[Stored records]

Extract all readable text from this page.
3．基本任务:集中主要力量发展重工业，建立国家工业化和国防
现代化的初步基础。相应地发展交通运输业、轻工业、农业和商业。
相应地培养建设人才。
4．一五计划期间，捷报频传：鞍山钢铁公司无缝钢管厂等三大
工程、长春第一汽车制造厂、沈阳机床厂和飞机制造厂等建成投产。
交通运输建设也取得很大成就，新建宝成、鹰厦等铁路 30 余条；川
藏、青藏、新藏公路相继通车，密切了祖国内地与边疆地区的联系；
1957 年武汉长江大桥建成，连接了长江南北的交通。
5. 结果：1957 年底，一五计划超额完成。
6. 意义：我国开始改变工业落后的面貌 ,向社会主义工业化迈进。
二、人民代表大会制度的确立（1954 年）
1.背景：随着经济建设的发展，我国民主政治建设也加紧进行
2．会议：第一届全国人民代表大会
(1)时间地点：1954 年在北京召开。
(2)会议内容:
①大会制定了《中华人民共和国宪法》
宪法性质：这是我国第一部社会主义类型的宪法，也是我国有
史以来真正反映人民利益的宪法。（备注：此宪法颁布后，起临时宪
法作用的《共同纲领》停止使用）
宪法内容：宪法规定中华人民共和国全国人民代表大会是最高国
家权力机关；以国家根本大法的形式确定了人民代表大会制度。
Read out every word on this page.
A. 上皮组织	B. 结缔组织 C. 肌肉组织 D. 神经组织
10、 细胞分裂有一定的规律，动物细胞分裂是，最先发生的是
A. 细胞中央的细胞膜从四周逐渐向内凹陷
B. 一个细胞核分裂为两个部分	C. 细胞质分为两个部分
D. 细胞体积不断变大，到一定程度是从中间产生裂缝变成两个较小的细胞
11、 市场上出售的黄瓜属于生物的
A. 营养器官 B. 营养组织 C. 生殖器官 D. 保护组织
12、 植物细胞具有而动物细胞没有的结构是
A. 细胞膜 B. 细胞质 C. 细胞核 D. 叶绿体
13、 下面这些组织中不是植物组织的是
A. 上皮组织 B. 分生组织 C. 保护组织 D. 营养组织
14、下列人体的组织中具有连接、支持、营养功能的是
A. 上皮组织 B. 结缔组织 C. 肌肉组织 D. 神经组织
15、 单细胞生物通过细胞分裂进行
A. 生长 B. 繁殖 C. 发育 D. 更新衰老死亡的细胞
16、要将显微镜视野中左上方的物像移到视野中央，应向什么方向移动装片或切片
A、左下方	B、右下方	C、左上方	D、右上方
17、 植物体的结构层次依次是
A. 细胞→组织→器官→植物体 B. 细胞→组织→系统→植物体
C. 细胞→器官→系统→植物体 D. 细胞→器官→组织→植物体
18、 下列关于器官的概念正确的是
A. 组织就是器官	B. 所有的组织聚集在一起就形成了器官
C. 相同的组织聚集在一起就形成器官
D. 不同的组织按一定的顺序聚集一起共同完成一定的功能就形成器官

#### [WHAT THE TASK ASKS]
Exactly reproduce every record.

#### [COMPLETE ANSWER]
Extract all readable text from this page.
3．基本任务:集中主要力量发展重工业，建立国家工业化和国防
现代化的初步基础。相应地发展交通运输业、轻工业、农业和商业。
相应地培养建设人才。
4．一五计划期间，捷报频传：鞍山钢铁公司无缝钢管厂等三大
工程、长春第一汽车制造厂、沈阳机床厂和飞机制造厂等建成投产。
交通运输建设也取得很大成就，新建宝成、鹰厦等铁路 30 余条；川
藏、青藏、新藏公路相继通车，密切了祖国内地与边疆地区的联系；
1957 年武汉长江大桥建成，连接了长江南北的交通。
5. 结果：1957 年底，一五计划超额完成。
6. 意义：我国开始改变工业落后的面貌 ,向社会主义工业化迈进。
二、人民代表大会制度的确立（1954 年）
1.背景：随着经济建设的发展，我国民主政治建设也加紧进行
2．会议：第一届全国人民代表大会
(1)时间地点：1954 年在北京召开。
(2)会议内容:
①大会制定了《中华人民共和国宪法》
宪法性质：这是我国第一部社会主义类型的宪法，也是我国有
史以来真正反映人民利益的宪法。（备注：此宪法颁布后，起临时宪
法作用的《共同纲领》停止使用）
宪法内容：宪法规定中华人民共和国全国人民代表大会是最高国
家权力机关；以国家根本大法的形式确定了人民代表大会制度。
Read out every word on this page.
A. 上皮组织	B. 结缔组织 C. 肌肉组织 D. 神经组织
10、 细胞分裂有一定的规律，动物细胞分裂是，最先发生的是
A. 细胞中央的细胞膜从四周逐渐向内凹陷
B. 一个细胞核分裂为两个部分	C. 细胞质分为两个部分
D. 细胞体积不断变大，到一定程度是从中间产生裂缝变成两个较小的细胞
11、 市场上出售的黄瓜属于生物的
A. 营养器官 B. 营养组织 C. 生殖器官 D. 保护组织
12、 植物细胞具有而动物细胞没有的结构是
A. 细胞膜 B. 细胞质 C. 细胞核 D. 叶绿体
13、 下面这些组织中不是植物组织的是
A. 上皮组织 B. 分生组织 C. 保护组织 D. 营养组织
14、下列人体的组织中具有连接、支持、营养功能的是
A. 上皮组织 B. 结缔组织 C. 肌肉组织 D. 神经组织
15、 单细胞生物通过细胞分裂进行
A. 生长 B. 繁殖 C. 发育 D. 更新衰老死亡的细胞
16、要将显微镜视野中左上方的物像移到视野中央，应向什么方向移动装片或切片
A、左下方	B、右下方	C、左上方	D、右上方
17、 植物体的结构层次依次是
A. 细胞→组织→器官→植物体 B. 细胞→组织→系统→植物体
C. 细胞→器官→系统→植物体 D. 细胞→器官→组织→植物体
18、 下列关于器官的概念正确的是
A. 组织就是器官	B. 所有的组织聚集在一起就形成了器官
C. 相同的组织聚集在一起就形成器官
D. 不同的组织按一定的顺序聚集一起共同完成一定的功能就形成器官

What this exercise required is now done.